▶ [Job] Skip the pictures. Repeat everything else in the records word for word.

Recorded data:
-- start --

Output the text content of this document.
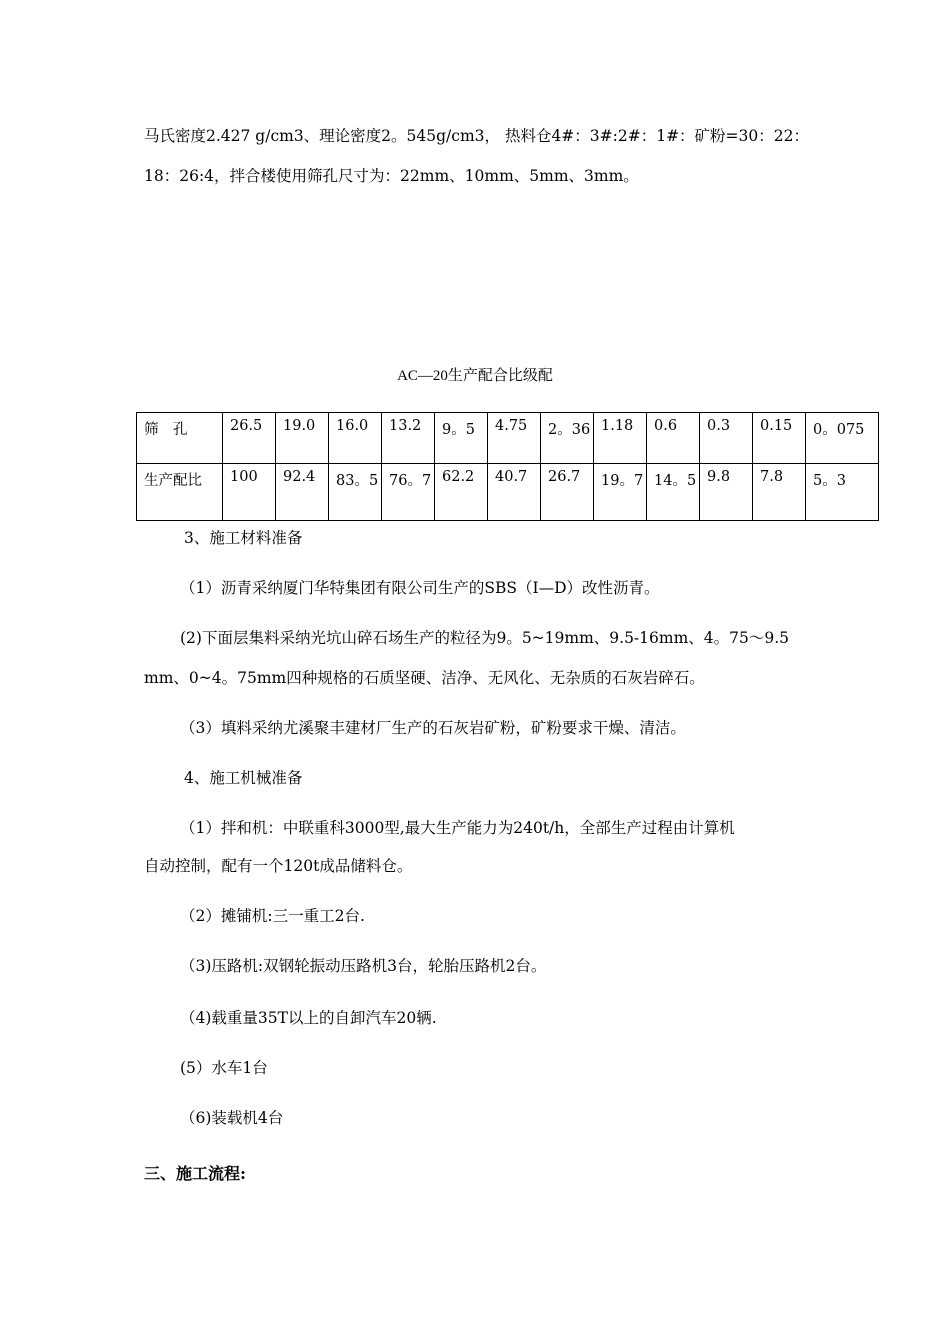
马氏密度2.427 g/cm3、理论密度2。545g/cm3， 热料仓4#：3#:2#：1#：矿粉=30：22：

18：26:4，拌合楼使用筛孔尺寸为：22mm、10mm、5mm、3mm。

AC—20生产配合比级配
筛　孔	26.5	19.0	16.0	13.2	9。5	4.75	2。36	1.18	0.6	0.3	0.15	0。075
生产配比	100	92.4	83。5	76。7	62.2	40.7	26.7	19。7	14。5	9.8	7.8	5。3

3、施工材料准备

（1）沥青采纳厦门华特集团有限公司生产的SBS（I—D）改性沥青。

(2)下面层集料采纳光坑山碎石场生产的粒径为9。5~19mm、9.5-16mm、4。75～9.5

mm、0~4。75mm四种规格的石质坚硬、洁净、无风化、无杂质的石灰岩碎石。

（3）填料采纳尤溪聚丰建材厂生产的石灰岩矿粉，矿粉要求干燥、清洁。

4、施工机械准备

（1）拌和机：中联重科3000型,最大生产能力为240t/h，全部生产过程由计算机

自动控制，配有一个120t成品储料仓。

（2）摊铺机:三一重工2台.

（3)压路机:双钢轮振动压路机3台，轮胎压路机2台。

（4)载重量35T以上的自卸汽车20辆.

(5）水车1台

（6)装载机4台

三、施工流程:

-- end --

▶ [Result]
Output the text content of this document.
马氏密度2.427 g/cm3、理论密度2。545g/cm3， 热料仓4#：3#:2#：1#：矿粉=30：22：

18：26:4，拌合楼使用筛孔尺寸为：22mm、10mm、5mm、3mm。

AC—20生产配合比级配
筛　孔	26.5	19.0	16.0	13.2	9。5	4.75	2。36	1.18	0.6	0.3	0.15	0。075
生产配比	100	92.4	83。5	76。7	62.2	40.7	26.7	19。7	14。5	9.8	7.8	5。3

3、施工材料准备

（1）沥青采纳厦门华特集团有限公司生产的SBS（I—D）改性沥青。

(2)下面层集料采纳光坑山碎石场生产的粒径为9。5~19mm、9.5-16mm、4。75～9.5

mm、0~4。75mm四种规格的石质坚硬、洁净、无风化、无杂质的石灰岩碎石。

（3）填料采纳尤溪聚丰建材厂生产的石灰岩矿粉，矿粉要求干燥、清洁。

4、施工机械准备

（1）拌和机：中联重科3000型,最大生产能力为240t/h，全部生产过程由计算机

自动控制，配有一个120t成品储料仓。

（2）摊铺机:三一重工2台.

（3)压路机:双钢轮振动压路机3台，轮胎压路机2台。

（4)载重量35T以上的自卸汽车20辆.

(5）水车1台

（6)装载机4台

三、施工流程:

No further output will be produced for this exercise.